TASK DIRECTIONS: Filter these entries, keeping only lines that hold the word "this".

··· PROVIDED MATERIAL ···

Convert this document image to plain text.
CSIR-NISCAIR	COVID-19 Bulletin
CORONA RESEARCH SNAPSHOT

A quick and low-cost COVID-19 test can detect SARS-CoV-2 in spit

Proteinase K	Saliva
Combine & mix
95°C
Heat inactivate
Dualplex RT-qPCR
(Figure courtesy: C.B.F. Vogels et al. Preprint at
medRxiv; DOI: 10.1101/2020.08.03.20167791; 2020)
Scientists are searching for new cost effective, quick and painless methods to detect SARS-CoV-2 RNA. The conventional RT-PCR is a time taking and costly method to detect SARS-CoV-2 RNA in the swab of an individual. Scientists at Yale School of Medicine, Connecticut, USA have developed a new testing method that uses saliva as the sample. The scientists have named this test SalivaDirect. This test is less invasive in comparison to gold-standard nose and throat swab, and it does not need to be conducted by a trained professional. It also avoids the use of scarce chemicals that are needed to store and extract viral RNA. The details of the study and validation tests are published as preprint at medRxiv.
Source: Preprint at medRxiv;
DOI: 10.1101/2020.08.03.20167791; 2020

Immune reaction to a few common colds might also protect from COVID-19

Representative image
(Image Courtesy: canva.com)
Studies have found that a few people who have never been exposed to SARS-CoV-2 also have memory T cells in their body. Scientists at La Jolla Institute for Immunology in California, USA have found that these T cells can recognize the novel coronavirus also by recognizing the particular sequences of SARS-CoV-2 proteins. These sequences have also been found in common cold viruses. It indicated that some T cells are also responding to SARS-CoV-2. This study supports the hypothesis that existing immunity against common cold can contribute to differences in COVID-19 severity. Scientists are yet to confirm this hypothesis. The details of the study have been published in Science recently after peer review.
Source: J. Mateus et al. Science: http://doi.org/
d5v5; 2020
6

···

SOLUTION:
Convert this document image to plain text.
Scientists are searching for new cost effective, quick and painless methods to detect SARS-CoV-2 RNA. The conventional RT-PCR is a time taking and costly method to detect SARS-CoV-2 RNA in the swab of an individual. Scientists at Yale School of Medicine, Connecticut, USA have developed a new testing method that uses saliva as the sample. The scientists have named this test SalivaDirect. This test is less invasive in comparison to gold-standard nose and throat swab, and it does not need to be conducted by a trained professional. It also avoids the use of scarce chemicals that are needed to store and extract viral RNA. The details of the study and validation tests are published as preprint at medRxiv.
Studies have found that a few people who have never been exposed to SARS-CoV-2 also have memory T cells in their body. Scientists at La Jolla Institute for Immunology in California, USA have found that these T cells can recognize the novel coronavirus also by recognizing the particular sequences of SARS-CoV-2 proteins. These sequences have also been found in common cold viruses. It indicated that some T cells are also responding to SARS-CoV-2. This study supports the hypothesis that existing immunity against common cold can contribute to differences in COVID-19 severity. Scientists are yet to confirm this hypothesis. The details of the study have been published in Science recently after peer review.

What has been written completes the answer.